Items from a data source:

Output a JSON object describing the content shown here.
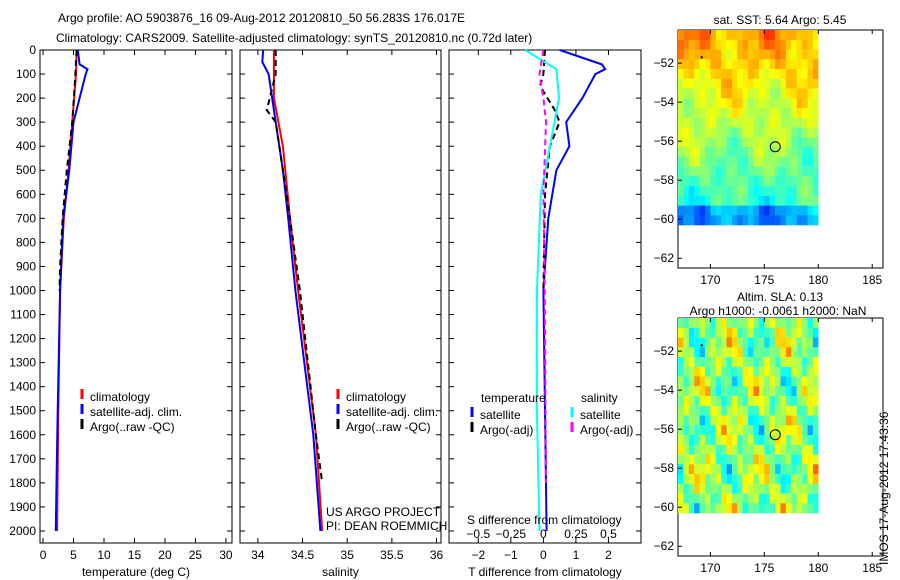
{
  "title_line1": "Argo profile: AO 5903876_16 09-Aug-2012 20120810_50 56.283S 176.017E",
  "title_line2": "Climatology: CARS2009. Satellite-adjusted climatology: synTS_20120810.nc (0.72d later)",
  "side_stamp": "IMOS 17-Aug-2012 17:43:36",
  "colors": {
    "climatology": "#ff0000",
    "satellite": "#0000ff",
    "argo": "#000000",
    "s_satellite": "#00ffff",
    "s_argo": "#ff00ff"
  },
  "chart_data": [
    {
      "type": "line",
      "xlabel": "temperature (deg C)",
      "ylabel": "",
      "xlim": [
        -0.5,
        31
      ],
      "ylim": [
        2050,
        0
      ],
      "xticks": [
        0,
        5,
        10,
        15,
        20,
        25,
        30
      ],
      "yticks": [
        0,
        100,
        200,
        300,
        400,
        500,
        600,
        700,
        800,
        900,
        1000,
        1100,
        1200,
        1300,
        1400,
        1500,
        1600,
        1700,
        1800,
        1900,
        2000
      ],
      "legend": [
        "climatology",
        "satellite-adj. clim.",
        "Argo(..raw -QC)"
      ],
      "legend_position": "lower-center",
      "series": [
        {
          "name": "climatology",
          "depth": [
            0,
            100,
            300,
            500,
            700,
            1000,
            1500,
            2000
          ],
          "values": [
            5.5,
            5.4,
            4.8,
            4.2,
            3.4,
            2.8,
            2.5,
            2.3
          ]
        },
        {
          "name": "satellite-adj. clim.",
          "depth": [
            0,
            60,
            80,
            100,
            200,
            300,
            500,
            700,
            1000,
            1500,
            1800,
            2000
          ],
          "values": [
            5.7,
            6.0,
            7.3,
            7.0,
            6.0,
            5.0,
            4.3,
            3.3,
            2.8,
            2.4,
            2.2,
            2.1
          ]
        },
        {
          "name": "Argo(..raw -QC)",
          "depth": [
            0,
            100,
            300,
            500,
            700,
            900,
            1000
          ],
          "values": [
            5.5,
            5.3,
            4.8,
            3.9,
            3.2,
            2.8,
            2.7
          ]
        }
      ]
    },
    {
      "type": "line",
      "xlabel": "salinity",
      "xlim": [
        33.8,
        36.05
      ],
      "ylim": [
        2050,
        0
      ],
      "xticks": [
        34,
        34.5,
        35,
        35.5,
        36
      ],
      "legend": [
        "climatology",
        "satellite-adj. clim.",
        "Argo(..raw -QC)"
      ],
      "legend_position": "center-right",
      "annotation": [
        "US ARGO PROJECT",
        "PI: DEAN ROEMMICH"
      ],
      "series": [
        {
          "name": "climatology",
          "depth": [
            0,
            200,
            400,
            700,
            1000,
            1300,
            1600,
            2000
          ],
          "values": [
            34.18,
            34.18,
            34.28,
            34.36,
            34.45,
            34.55,
            34.65,
            34.72
          ]
        },
        {
          "name": "satellite-adj. clim.",
          "depth": [
            0,
            50,
            100,
            300,
            500,
            700,
            1000,
            1300,
            1600,
            2000
          ],
          "values": [
            34.06,
            34.05,
            34.12,
            34.2,
            34.28,
            34.34,
            34.42,
            34.52,
            34.62,
            34.7
          ]
        },
        {
          "name": "Argo(..raw -QC)",
          "depth": [
            0,
            100,
            250,
            300,
            500,
            700,
            1000,
            1300,
            1600,
            1800
          ],
          "values": [
            34.2,
            34.2,
            34.1,
            34.2,
            34.28,
            34.36,
            34.47,
            34.56,
            34.65,
            34.72
          ]
        }
      ]
    },
    {
      "type": "line",
      "xlabel": "T difference from climatology",
      "xlabel2": "S difference from climatology",
      "xlim": [
        -2.9,
        3.0
      ],
      "ylim": [
        2050,
        0
      ],
      "xticks": [
        -2,
        -1,
        0,
        1,
        2
      ],
      "xticks2": [
        "-0.5",
        "-0.25",
        "0",
        "0.25",
        "0.5"
      ],
      "legend_headers": [
        "temperature",
        "salinity"
      ],
      "legend": [
        "satellite",
        "Argo(-adj)",
        "satellite",
        "Argo(-adj)"
      ],
      "legend_position": "lower-center",
      "series": [
        {
          "name": "T satellite",
          "depth": [
            0,
            60,
            80,
            100,
            200,
            300,
            400,
            500,
            700,
            1000,
            1500,
            2000
          ],
          "values": [
            0.5,
            1.8,
            1.9,
            1.6,
            1.2,
            0.7,
            0.8,
            0.4,
            0.15,
            0.0,
            0.05,
            0.1
          ]
        },
        {
          "name": "T Argo(-adj)",
          "depth": [
            0,
            100,
            150,
            250,
            300,
            400,
            600,
            1000
          ],
          "values": [
            0.05,
            0.0,
            -0.1,
            0.35,
            0.5,
            0.2,
            0.05,
            0.0
          ]
        },
        {
          "name": "S satellite",
          "depth": [
            0,
            80,
            200,
            400,
            600,
            1000,
            1500,
            2000
          ],
          "values": [
            -0.14,
            0.1,
            0.12,
            0.05,
            -0.02,
            -0.05,
            -0.05,
            -0.03
          ]
        },
        {
          "name": "S Argo(-adj)",
          "depth": [
            0,
            100,
            200,
            300,
            600,
            1000,
            1800
          ],
          "values": [
            0.0,
            -0.03,
            0.0,
            0.02,
            0.0,
            0.01,
            0.02
          ]
        }
      ]
    },
    {
      "type": "heatmap",
      "title": "sat. SST: 5.64  Argo: 5.45",
      "xlim": [
        167,
        186
      ],
      "ylim": [
        -62.5,
        -50.3
      ],
      "xticks": [
        170,
        175,
        180,
        185
      ],
      "yticks": [
        -52,
        -54,
        -56,
        -58,
        -60,
        -62
      ],
      "marker": {
        "lon": 176.017,
        "lat": -56.283
      }
    },
    {
      "type": "heatmap",
      "title": "Altim. SLA: 0.13",
      "subtitle": "Argo h1000: -0.0061 h2000: NaN",
      "xlim": [
        167,
        186
      ],
      "ylim": [
        -62.5,
        -50.3
      ],
      "xticks": [
        170,
        175,
        180,
        185
      ],
      "yticks": [
        -52,
        -54,
        -56,
        -58,
        -60,
        -62
      ],
      "marker": {
        "lon": 176.017,
        "lat": -56.283
      }
    }
  ]
}
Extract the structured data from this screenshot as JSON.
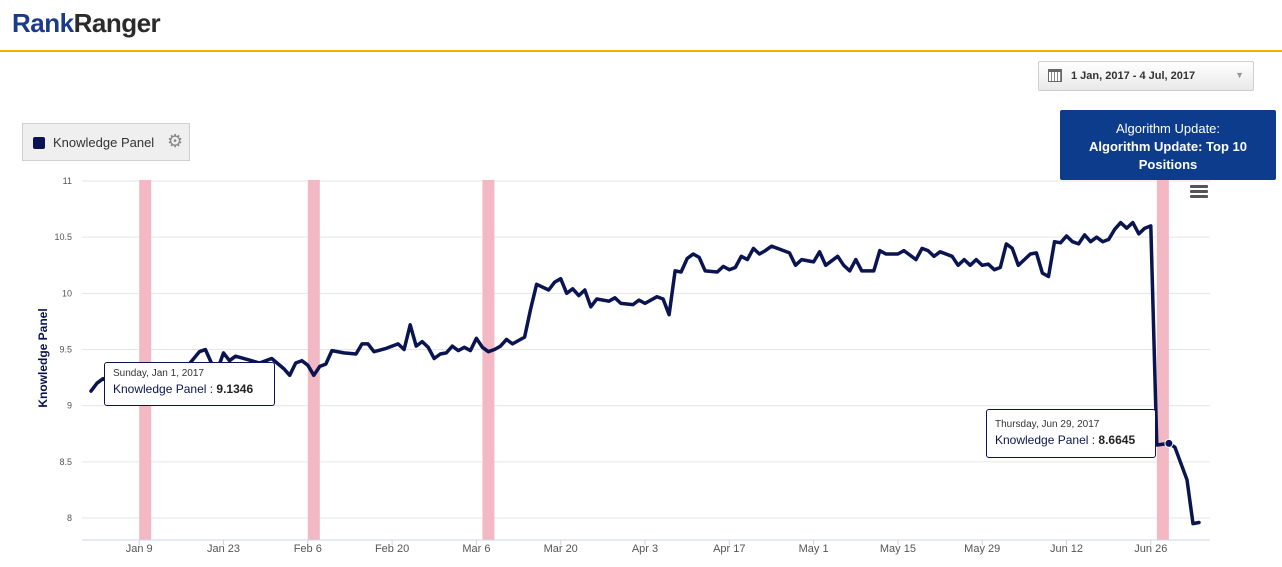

#### Exercise objective
What is the number of lines in the listing above that contain the string "difference"? Give only the number.

#### Written answer
2